**SOAL TERTULIS 1:** Berikan bagian kisah impian menjadi astronot, mulai dari "Gedung Putih mengumumkan" hingga "Space Center .", tanpa perubahan apa pun.
**SOAL TERTULIS 2:** Dalam kisah impian menjadi astronot, logo apa yang tertera pada amplop resmi yang akhirnya datang?
**SOAL TERTULIS 3:** Lanjutkan kisah impian menjadi astronot mulai setelah kalimat terakhirnya.
--- TEKS DOKUMEN ---
Semua dimulai dari impianku. Aku ingin menjadi astronot. Aku ingin
terbang ke luar angkasa. Tetapi aku tidak memiliki sesuatu yang tepat.
Aku tidak memiliki gelar. Dan aku bukan seorang pilot. Namun, sesuatu
pun terjadilah.
Gedung Putih mengumumkan mencari warga biasa untuk
ikut dalam penerbangan 51-L pesawat ulang-alik Challanger. Dan warga
itu adalah seorang guru. Aku warga biasa, dan aku seorang guru. Hari itu
juga aku mengirimkan surat lamaran ke Washington. Setiap hari aku
berlari ke kotak pos. Akhirnya datanglah amplop resmi berlogo NASA.
Doaku terkabulkan. Aku lolos penyisihan pertama. Ini benar-benar terjadi
padaku.
Selama beberapa minggu berikutnya, perwujudan impianku
semakin dekat saat NASA mengadakan test fisik dan mental. Begitu test
selesai, aku menunggu dan berdoa lagi. Aku tahu aku semakin dekat pada
impianku. Beberapa waktu kemudian, aku menerima panggilan untuk
mengikuti program latihan astronot khusus di Kennedy Space Center .
--- ENTRI TERSEDIA ---
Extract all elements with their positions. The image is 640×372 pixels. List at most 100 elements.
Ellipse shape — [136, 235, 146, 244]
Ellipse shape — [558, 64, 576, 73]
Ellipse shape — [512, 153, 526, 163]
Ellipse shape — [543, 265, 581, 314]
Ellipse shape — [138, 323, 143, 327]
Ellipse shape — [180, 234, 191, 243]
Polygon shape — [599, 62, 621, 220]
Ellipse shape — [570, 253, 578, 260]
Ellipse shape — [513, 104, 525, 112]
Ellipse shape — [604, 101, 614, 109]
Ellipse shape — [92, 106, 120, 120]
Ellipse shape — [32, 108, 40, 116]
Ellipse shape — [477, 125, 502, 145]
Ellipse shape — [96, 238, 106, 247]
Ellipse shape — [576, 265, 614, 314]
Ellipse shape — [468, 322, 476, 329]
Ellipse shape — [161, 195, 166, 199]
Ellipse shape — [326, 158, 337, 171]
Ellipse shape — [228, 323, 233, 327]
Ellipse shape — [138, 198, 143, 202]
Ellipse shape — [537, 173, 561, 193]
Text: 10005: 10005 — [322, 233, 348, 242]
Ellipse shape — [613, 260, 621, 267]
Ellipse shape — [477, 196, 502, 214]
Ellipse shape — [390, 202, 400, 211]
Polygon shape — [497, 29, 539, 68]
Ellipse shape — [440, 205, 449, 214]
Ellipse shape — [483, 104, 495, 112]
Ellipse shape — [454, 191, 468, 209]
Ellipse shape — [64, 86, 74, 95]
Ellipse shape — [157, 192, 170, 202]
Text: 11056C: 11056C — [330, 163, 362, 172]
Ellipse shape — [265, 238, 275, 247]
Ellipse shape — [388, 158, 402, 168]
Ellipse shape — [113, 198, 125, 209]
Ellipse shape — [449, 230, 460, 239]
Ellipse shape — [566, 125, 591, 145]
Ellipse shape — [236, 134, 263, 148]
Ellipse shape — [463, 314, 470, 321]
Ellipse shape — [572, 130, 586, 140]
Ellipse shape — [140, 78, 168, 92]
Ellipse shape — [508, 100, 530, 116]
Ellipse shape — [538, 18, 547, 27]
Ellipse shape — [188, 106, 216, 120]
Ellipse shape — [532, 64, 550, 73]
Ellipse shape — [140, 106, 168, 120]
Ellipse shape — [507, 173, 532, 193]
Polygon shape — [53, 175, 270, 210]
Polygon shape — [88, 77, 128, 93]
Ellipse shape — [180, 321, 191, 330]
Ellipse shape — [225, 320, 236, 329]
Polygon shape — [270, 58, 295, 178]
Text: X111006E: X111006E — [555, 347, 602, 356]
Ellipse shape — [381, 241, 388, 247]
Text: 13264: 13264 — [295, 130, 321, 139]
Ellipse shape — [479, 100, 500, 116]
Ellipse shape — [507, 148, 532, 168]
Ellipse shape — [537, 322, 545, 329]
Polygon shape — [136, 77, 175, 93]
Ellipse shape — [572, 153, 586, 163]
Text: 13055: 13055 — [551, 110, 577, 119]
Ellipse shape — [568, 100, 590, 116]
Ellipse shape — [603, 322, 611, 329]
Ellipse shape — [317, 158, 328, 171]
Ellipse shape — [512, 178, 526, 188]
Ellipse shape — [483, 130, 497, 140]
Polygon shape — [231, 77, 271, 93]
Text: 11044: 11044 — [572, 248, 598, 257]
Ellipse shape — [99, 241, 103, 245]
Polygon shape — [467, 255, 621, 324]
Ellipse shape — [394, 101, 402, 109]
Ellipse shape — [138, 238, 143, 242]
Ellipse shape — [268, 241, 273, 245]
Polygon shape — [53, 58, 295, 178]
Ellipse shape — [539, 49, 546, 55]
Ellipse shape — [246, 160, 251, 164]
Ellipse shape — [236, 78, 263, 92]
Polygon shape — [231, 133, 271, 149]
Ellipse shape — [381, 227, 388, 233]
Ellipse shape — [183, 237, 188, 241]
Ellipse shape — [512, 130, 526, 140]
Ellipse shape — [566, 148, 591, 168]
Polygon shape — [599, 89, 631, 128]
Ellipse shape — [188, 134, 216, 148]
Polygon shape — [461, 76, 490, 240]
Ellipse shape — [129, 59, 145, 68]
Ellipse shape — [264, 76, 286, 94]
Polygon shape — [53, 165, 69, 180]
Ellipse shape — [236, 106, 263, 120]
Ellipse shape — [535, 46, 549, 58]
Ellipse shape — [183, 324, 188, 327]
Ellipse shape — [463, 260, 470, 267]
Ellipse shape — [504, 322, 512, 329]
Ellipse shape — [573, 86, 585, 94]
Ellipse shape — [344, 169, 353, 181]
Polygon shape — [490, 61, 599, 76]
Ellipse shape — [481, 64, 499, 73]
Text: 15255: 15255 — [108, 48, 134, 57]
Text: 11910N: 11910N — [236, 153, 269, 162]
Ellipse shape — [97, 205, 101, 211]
---
**JAWABAN 1:**
Gedung Putih mengumumkan mencari warga biasa untuk
ikut dalam penerbangan 51-L pesawat ulang-alik Challanger. Dan warga
itu adalah seorang guru. Aku warga biasa, dan aku seorang guru. Hari itu
juga aku mengirimkan surat lamaran ke Washington. Setiap hari aku
berlari ke kotak pos. Akhirnya datanglah amplop resmi berlogo NASA.
Doaku terkabulkan. Aku lolos penyisihan pertama. Ini benar-benar terjadi
padaku.
Selama beberapa minggu berikutnya, perwujudan impianku
semakin dekat saat NASA mengadakan test fisik dan mental. Begitu test
selesai, aku menunggu dan berdoa lagi. Aku tahu aku semakin dekat pada
impianku. Beberapa waktu kemudian, aku menerima panggilan untuk
mengikuti program latihan astronot khusus di Kennedy Space Center .

**JAWABAN 2:** Logo NASA.

**JAWABAN 3:**
Dari
43.000 pelamar, kemudian 10.000 orang, dan kini aku menjadi bagian dari
100 orang yang berkumpul untuk penilaian akhir. Ada simulator, uji
klaustrofobi , latihan ketangkasan , percobaan mabuk udara. Siapakah di
antara kami yang bisa melewati ujian akhir ini ?
Tuhan, biarlah
diriku yang terpilih, begitu aku berdoa. Lalu tibalah berita yang
menghancurkan itu. NASA memilih orang lain yaitu Christina McAufliffe.
Aku kalah. Impian hidupku hancur. Aku mengalami depresi. Rasa percaya
diriku lenyap, dan amarah menggantikan kebahagiaanku. Aku mempertanyakan
semuanya. Kenapa Tuhan? Kenapa bukan aku?
Bagian diriku yang mana yang kurang?Mengapa aku diperlakukan kejam ?
Aku berpaling pada ayahku. Katanya: “Semua terjadi karena suatu alasan.”
Selasa,
28 Januari 1986, aku berkumpul bersama teman-teman untuk melihat
peluncuran Challanger. Saat pesawat itu melewati menara landasan pacu,
aku menantang impianku untuk terakhir kali. Tuhan, aku bersedia
melakukan apa saja agar berada di dalam pesawat itu. Kenapa bukan aku?
Tujuh puluh tiga detik kemudian, Tuhan menjawab semua pertanyaanku dan
menghapus semua keraguanku saat Challanger meledak, dan menewaskan semua
penumpang.
Aku teringat kata-kata ayahku: “Semua terjadi karena
suatu alasan.” Aku tidak terpilih dalam penerbangan itu, walaupun aku
sangat menginginkannya karena Tuhan memiliki alasan lain untuk
kehadiranku di bumi ini. Aku memiliki misi lain dalam hidup. Aku tidak
kalah; aku seorang pemenang….
Aku menang karena aku telah kalah.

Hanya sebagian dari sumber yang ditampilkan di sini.